Stored data entries
============================================================
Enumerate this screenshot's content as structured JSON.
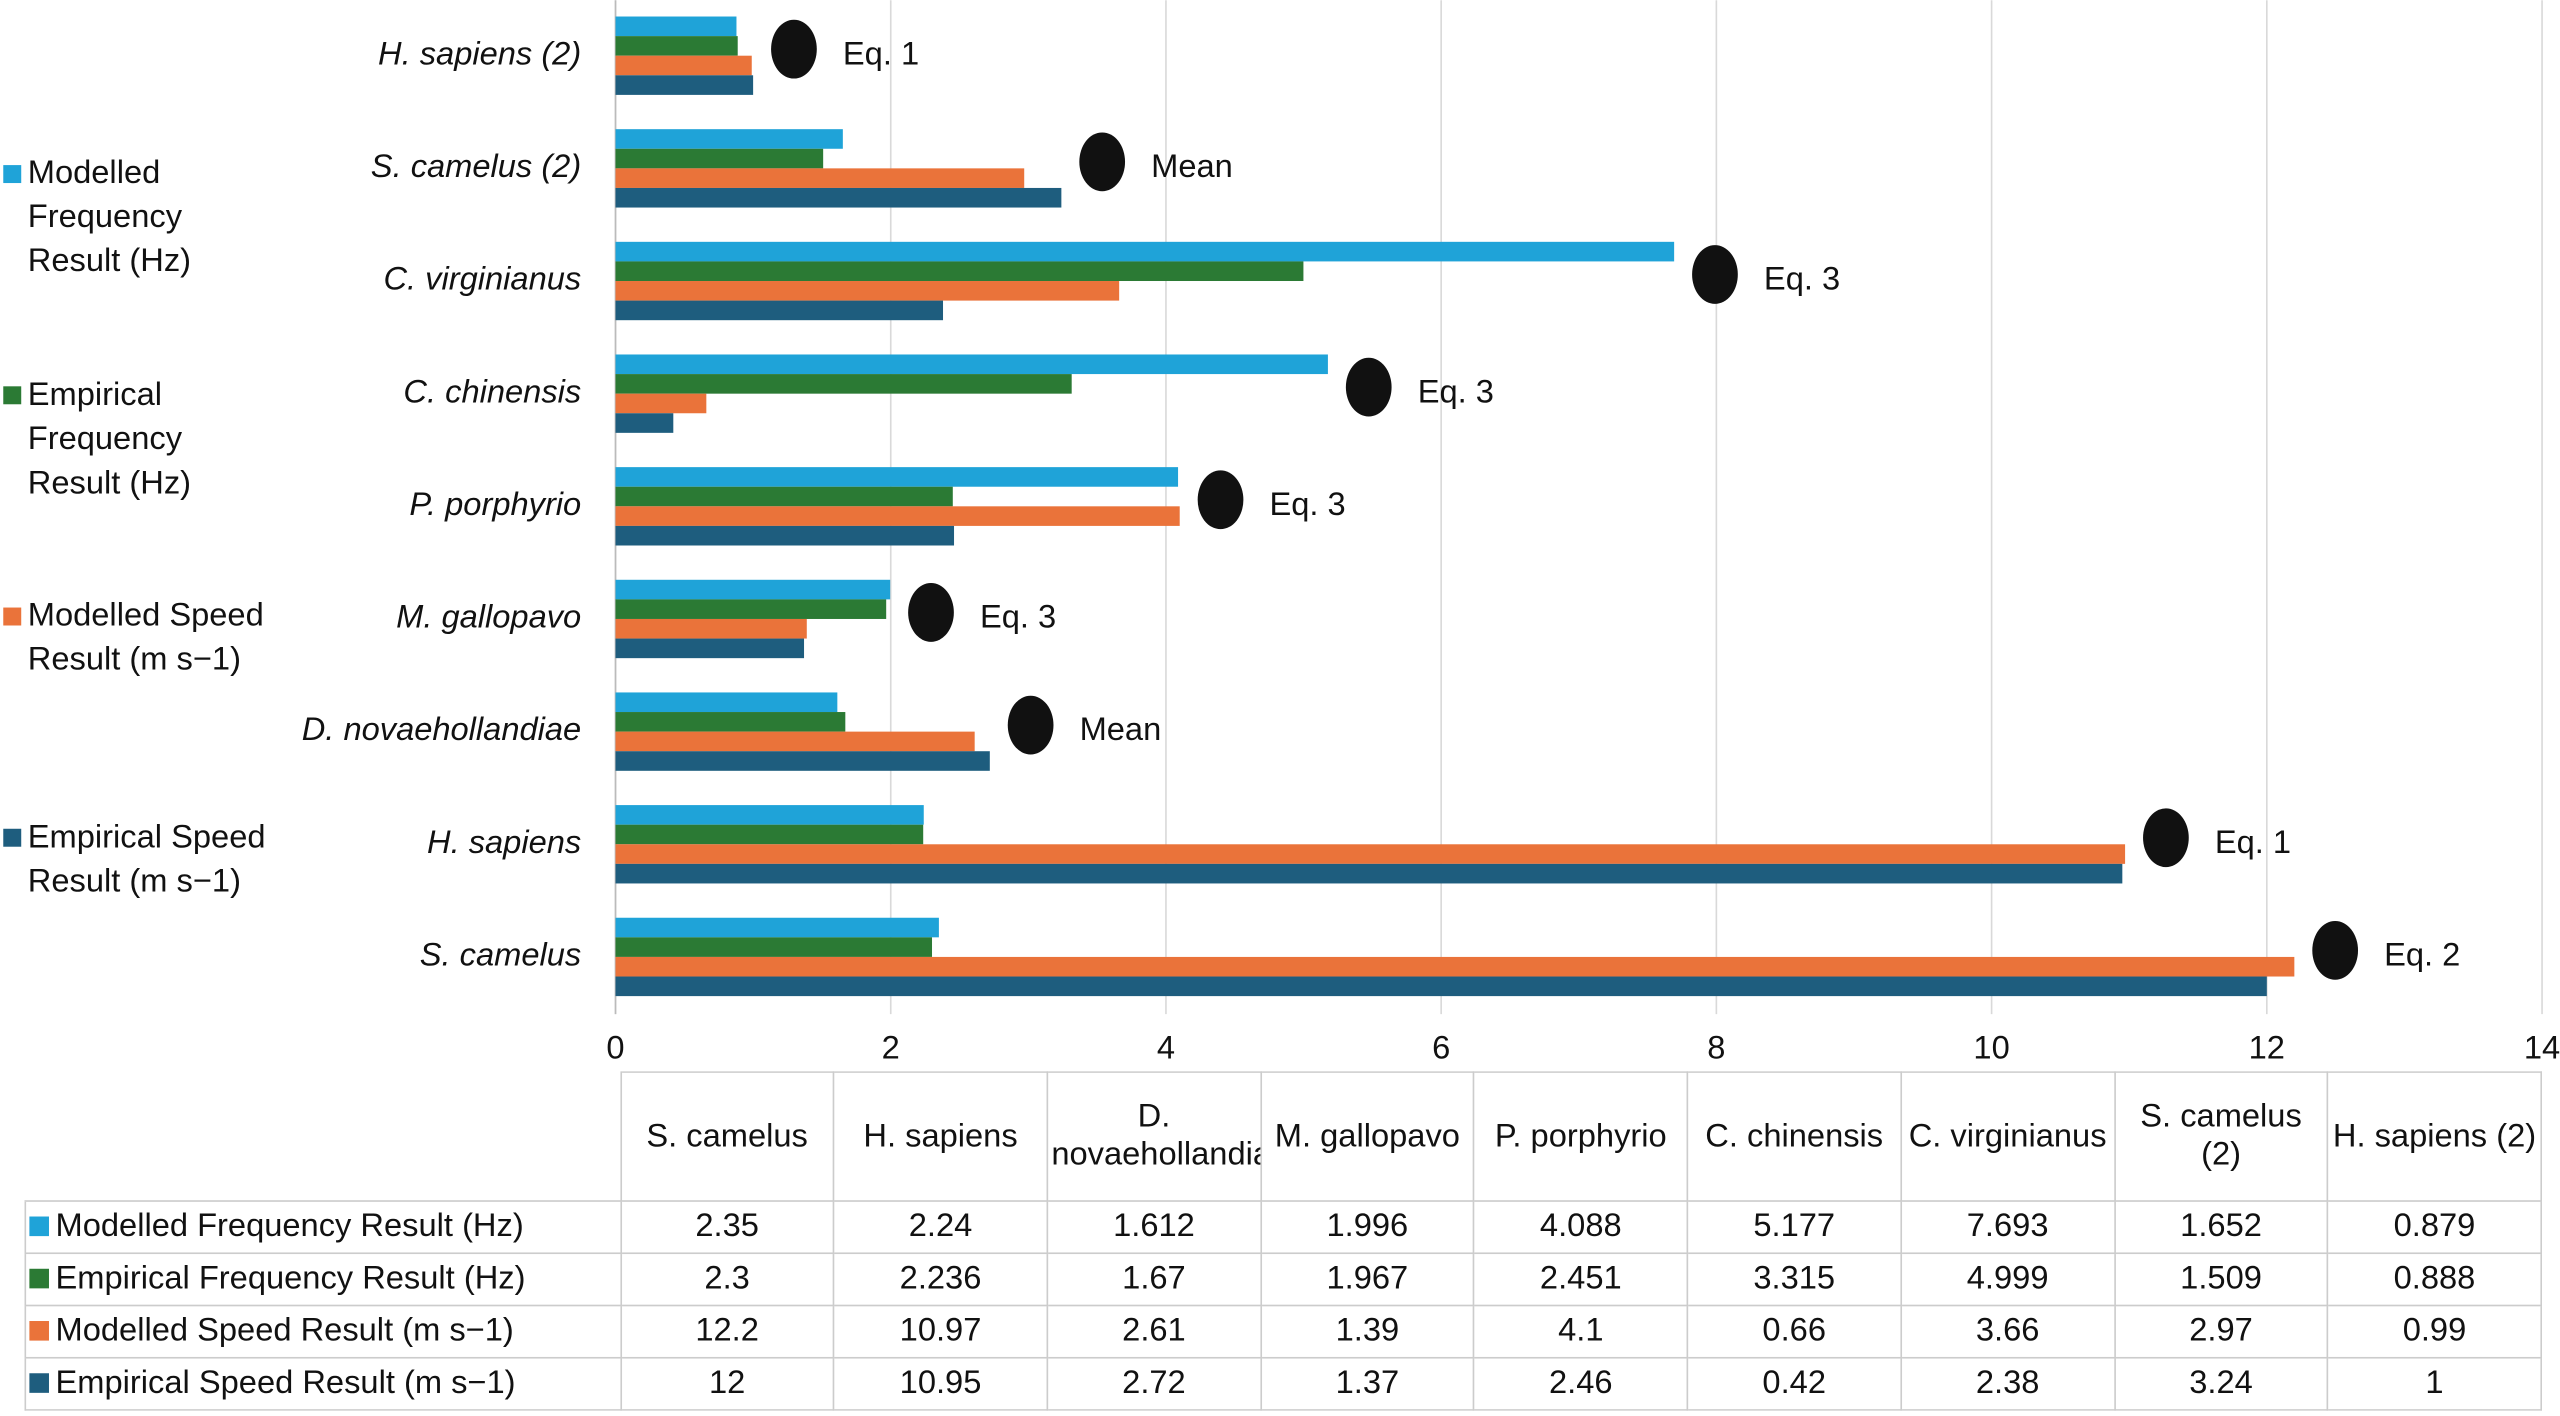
{
  "chart_data": {
    "type": "bar",
    "orientation": "horizontal",
    "categories": [
      "S. camelus",
      "H. sapiens",
      "D. novaehollandiae",
      "M. gallopavo",
      "P. porphyrio",
      "C. chinensis",
      "C. virginianus",
      "S. camelus (2)",
      "H. sapiens (2)"
    ],
    "annotations": [
      "Eq. 2",
      "Eq. 1",
      "Mean",
      "Eq. 3",
      "Eq. 3",
      "Eq. 3",
      "Eq. 3",
      "Mean",
      "Eq. 1"
    ],
    "series": [
      {
        "name": "Modelled Frequency Result (Hz)",
        "color": "#1fa3d8",
        "values": [
          2.35,
          2.24,
          1.612,
          1.996,
          4.088,
          5.177,
          7.693,
          1.652,
          0.879
        ]
      },
      {
        "name": "Empirical Frequency Result (Hz)",
        "color": "#2b7a34",
        "values": [
          2.3,
          2.236,
          1.67,
          1.967,
          2.451,
          3.315,
          4.999,
          1.509,
          0.888
        ]
      },
      {
        "name": "Modelled Speed Result (m s−1)",
        "color": "#ea733a",
        "values": [
          12.2,
          10.97,
          2.61,
          1.39,
          4.1,
          0.66,
          3.66,
          2.97,
          0.99
        ]
      },
      {
        "name": "Empirical Speed Result (m s−1)",
        "color": "#1e5d7e",
        "values": [
          12,
          10.95,
          2.72,
          1.37,
          2.46,
          0.42,
          2.38,
          3.24,
          1
        ]
      }
    ],
    "xlim": [
      0,
      14
    ],
    "xticks": [
      0,
      2,
      4,
      6,
      8,
      10,
      12,
      14
    ],
    "grid": true
  }
}
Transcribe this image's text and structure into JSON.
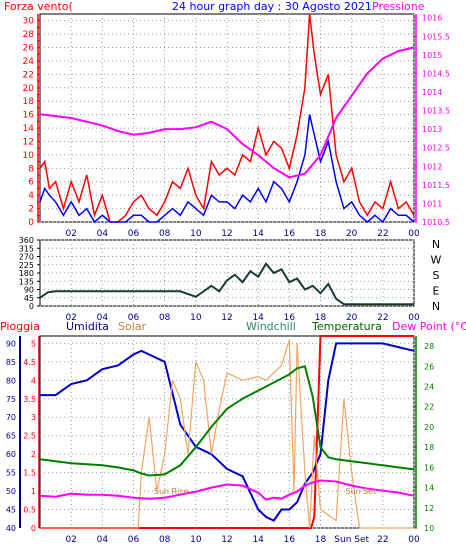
{
  "chart_data": [
    {
      "type": "line",
      "title": "24 hour graph day : 30 Agosto 2021",
      "left_axis_label": "Forza vento(",
      "right_axis_label": "Pressione",
      "x_ticks": [
        "02",
        "04",
        "06",
        "08",
        "10",
        "12",
        "14",
        "16",
        "18",
        "20",
        "22",
        "00"
      ],
      "x_range_hours": [
        0,
        24
      ],
      "y_left_range": [
        0,
        31
      ],
      "y_left_ticks": [
        0,
        1,
        2,
        3,
        4,
        5,
        6,
        7,
        8,
        9,
        10,
        11,
        12,
        13,
        14,
        15,
        16,
        17,
        18,
        19,
        20,
        21,
        22,
        23,
        24,
        25,
        26,
        27,
        28,
        29,
        30
      ],
      "y_left_tick_labels": [
        "0",
        "2",
        "4",
        "6",
        "8",
        "10",
        "12",
        "14",
        "16",
        "18",
        "20",
        "22",
        "24",
        "26",
        "28",
        "30"
      ],
      "y_right_range": [
        1010.5,
        1016.1
      ],
      "y_right_ticks": [
        "1010.5",
        "1011",
        "1011.5",
        "1012",
        "1012.5",
        "1013",
        "1013.5",
        "1014",
        "1014.5",
        "1015",
        "1015.5",
        "1016"
      ],
      "grid": true,
      "colors": {
        "gust": "#ff0000",
        "wind": "#0000ff",
        "pressure": "#ff00ff"
      },
      "series": [
        {
          "key": "gust",
          "x": [
            0,
            0.3,
            0.6,
            1,
            1.5,
            2,
            2.5,
            3,
            3.5,
            4,
            4.5,
            5,
            5.5,
            6,
            6.5,
            7,
            7.5,
            8,
            8.5,
            9,
            9.5,
            10,
            10.5,
            11,
            11.5,
            12,
            12.5,
            13,
            13.5,
            14,
            14.5,
            15,
            15.5,
            16,
            16.5,
            17,
            17.3,
            17.6,
            18,
            18.5,
            19,
            19.5,
            20,
            20.5,
            21,
            21.5,
            22,
            22.5,
            23,
            23.5,
            24
          ],
          "y": [
            8,
            9,
            5,
            6,
            2,
            6,
            3,
            7,
            1,
            4,
            0,
            0,
            1,
            3,
            4,
            2,
            1,
            3,
            6,
            5,
            8,
            4,
            2,
            9,
            7,
            8,
            7,
            10,
            9,
            14,
            10,
            12,
            11,
            8,
            13,
            20,
            31,
            25,
            19,
            22,
            10,
            6,
            8,
            3,
            1,
            3,
            2,
            6,
            2,
            3,
            1
          ]
        },
        {
          "key": "wind",
          "x": [
            0,
            0.3,
            0.6,
            1,
            1.5,
            2,
            2.5,
            3,
            3.5,
            4,
            4.5,
            5,
            5.5,
            6,
            6.5,
            7,
            7.5,
            8,
            8.5,
            9,
            9.5,
            10,
            10.5,
            11,
            11.5,
            12,
            12.5,
            13,
            13.5,
            14,
            14.5,
            15,
            15.5,
            16,
            16.5,
            17,
            17.3,
            17.6,
            18,
            18.5,
            19,
            19.5,
            20,
            20.5,
            21,
            21.5,
            22,
            22.5,
            23,
            23.5,
            24
          ],
          "y": [
            3,
            5,
            4,
            3,
            1,
            3,
            1,
            2,
            0,
            1,
            0,
            0,
            0,
            1,
            1,
            0,
            0,
            1,
            2,
            1,
            3,
            2,
            1,
            4,
            3,
            3,
            2,
            4,
            3,
            5,
            3,
            6,
            5,
            3,
            6,
            10,
            16,
            13,
            9,
            12,
            6,
            2,
            3,
            1,
            0,
            1,
            0,
            2,
            1,
            1,
            0
          ]
        },
        {
          "key": "pressure",
          "x": [
            0,
            1,
            2,
            3,
            4,
            5,
            6,
            7,
            8,
            9,
            10,
            11,
            12,
            13,
            14,
            15,
            16,
            17,
            18,
            19,
            20,
            21,
            22,
            23,
            24
          ],
          "y": [
            1013.4,
            1013.35,
            1013.3,
            1013.2,
            1013.1,
            1012.95,
            1012.85,
            1012.9,
            1013.0,
            1013.0,
            1013.05,
            1013.2,
            1013.0,
            1012.6,
            1012.3,
            1011.95,
            1011.7,
            1011.8,
            1012.3,
            1013.3,
            1013.9,
            1014.5,
            1014.9,
            1015.1,
            1015.2
          ]
        }
      ]
    },
    {
      "type": "line",
      "x_ticks": [
        "02",
        "04",
        "06",
        "08",
        "10",
        "12",
        "14",
        "16",
        "18",
        "20",
        "22",
        "00"
      ],
      "x_range_hours": [
        0,
        24
      ],
      "y_range": [
        0,
        360
      ],
      "y_ticks": [
        "0",
        "45",
        "90",
        "135",
        "180",
        "225",
        "270",
        "315",
        "360"
      ],
      "right_labels": [
        "N",
        "W",
        "S",
        "E",
        "N"
      ],
      "grid": true,
      "series_color": "#1a3a3a",
      "x": [
        0,
        0.5,
        1,
        2,
        3,
        4,
        5,
        6,
        7,
        8,
        9,
        10,
        11,
        11.5,
        12,
        12.5,
        13,
        13.5,
        14,
        14.5,
        15,
        15.5,
        16,
        16.5,
        17,
        17.5,
        18,
        18.5,
        19,
        19.5,
        20,
        21,
        22,
        23,
        24
      ],
      "y": [
        45,
        75,
        80,
        80,
        80,
        80,
        80,
        80,
        80,
        80,
        80,
        50,
        110,
        80,
        140,
        170,
        130,
        190,
        160,
        230,
        180,
        200,
        130,
        150,
        90,
        110,
        70,
        120,
        40,
        10,
        10,
        10,
        10,
        10,
        10
      ]
    },
    {
      "type": "line",
      "labels": [
        "Pioggia",
        "Umidita",
        "Solar",
        "Windchill",
        "Temperatura",
        "Dew Point (°C)"
      ],
      "label_colors": [
        "#ff0000",
        "#00008b",
        "#c08040",
        "#2e8b57",
        "#006400",
        "#ff00ff"
      ],
      "x_ticks": [
        "02",
        "04",
        "06",
        "08",
        "10",
        "12",
        "14",
        "16",
        "18",
        "Sun Set",
        "22",
        "00"
      ],
      "annotations": [
        "Sun Rise",
        "Sun Set"
      ],
      "x_range_hours": [
        0,
        24
      ],
      "y_rain_range": [
        0,
        5.2
      ],
      "y_rain_ticks": [
        "0",
        "0.5",
        "1",
        "1.5",
        "2",
        "2.5",
        "3",
        "3.5",
        "4",
        "4.5",
        "5"
      ],
      "y_hum_range": [
        40,
        92
      ],
      "y_hum_ticks": [
        "40",
        "45",
        "50",
        "55",
        "60",
        "65",
        "70",
        "75",
        "80",
        "85",
        "90"
      ],
      "y_temp_range": [
        10,
        29
      ],
      "y_temp_ticks": [
        "10",
        "12",
        "14",
        "16",
        "18",
        "20",
        "22",
        "24",
        "26",
        "28"
      ],
      "grid": true,
      "series": [
        {
          "name": "Pioggia",
          "color": "#ff0000",
          "x": [
            0,
            17.4,
            17.6,
            18,
            24
          ],
          "y": [
            0,
            0,
            0.3,
            5.2,
            5.2
          ]
        },
        {
          "name": "Umidita",
          "color": "#0000cd",
          "x": [
            0,
            1,
            2,
            3,
            4,
            5,
            6,
            6.5,
            7,
            8,
            9,
            10,
            11,
            12,
            13,
            14,
            14.5,
            15,
            15.5,
            16,
            16.5,
            17,
            17.5,
            18,
            18.5,
            19,
            20,
            21,
            22,
            23,
            24
          ],
          "y": [
            76,
            76,
            79,
            80,
            83,
            84,
            87,
            88,
            87,
            85,
            68,
            62,
            60,
            56,
            54,
            45,
            43,
            42,
            45,
            45,
            47,
            52,
            55,
            60,
            80,
            90,
            90,
            90,
            90,
            89,
            88
          ]
        },
        {
          "name": "Solar",
          "color": "#f4a460",
          "x": [
            0,
            6.3,
            6.5,
            7,
            7.5,
            8,
            8.5,
            9,
            9.5,
            10,
            10.5,
            11,
            11.5,
            12,
            12.5,
            13,
            14,
            14.5,
            15,
            15.5,
            16,
            16.3,
            16.5,
            17,
            17.3,
            17.6,
            18,
            19,
            19.5,
            20,
            20.5,
            21,
            24
          ],
          "y": [
            0,
            0,
            1.5,
            3,
            1,
            2,
            4,
            3.5,
            2,
            4.5,
            4,
            2,
            3.2,
            4.2,
            4.1,
            4.0,
            4.1,
            4.0,
            4.2,
            4.4,
            5.1,
            1,
            5.0,
            1.5,
            0,
            2.5,
            0.5,
            0.2,
            3.5,
            1.5,
            0,
            0,
            0
          ]
        },
        {
          "name": "Temperatura",
          "color": "#008000",
          "x": [
            0,
            1,
            2,
            3,
            4,
            5,
            6,
            6.5,
            7,
            8,
            9,
            10,
            11,
            12,
            13,
            14,
            15,
            16,
            16.5,
            17,
            17.5,
            18,
            18.5,
            19,
            20,
            21,
            22,
            23,
            24
          ],
          "y": [
            16.8,
            16.6,
            16.4,
            16.3,
            16.2,
            16.0,
            15.7,
            15.4,
            15.2,
            15.3,
            16.2,
            18.0,
            20.0,
            21.8,
            22.8,
            23.6,
            24.4,
            25.2,
            25.8,
            26.0,
            23.0,
            18.0,
            17.0,
            16.8,
            16.6,
            16.4,
            16.2,
            16.0,
            15.8
          ]
        },
        {
          "name": "Dew Point",
          "color": "#ff00ff",
          "x": [
            0,
            1,
            2,
            3,
            4,
            5,
            6,
            7,
            8,
            9,
            10,
            11,
            12,
            13,
            14,
            14.5,
            15,
            15.5,
            16,
            16.5,
            17,
            17.5,
            18,
            19,
            20,
            21,
            22,
            23,
            24
          ],
          "y": [
            13.2,
            13.1,
            13.4,
            13.3,
            13.3,
            13.2,
            13.0,
            12.9,
            13.0,
            13.3,
            13.6,
            14.0,
            14.3,
            14.2,
            13.5,
            12.8,
            13.0,
            12.9,
            13.3,
            13.6,
            14.2,
            14.5,
            14.7,
            14.6,
            14.2,
            13.9,
            13.7,
            13.5,
            13.2
          ]
        }
      ]
    }
  ]
}
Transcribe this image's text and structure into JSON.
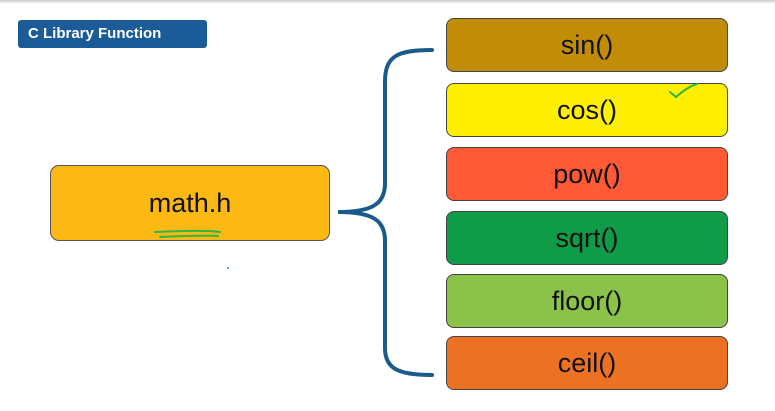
============================================================
Examine the entries and report how many of their lines contain the string "Frequency", giving no more than the number.

2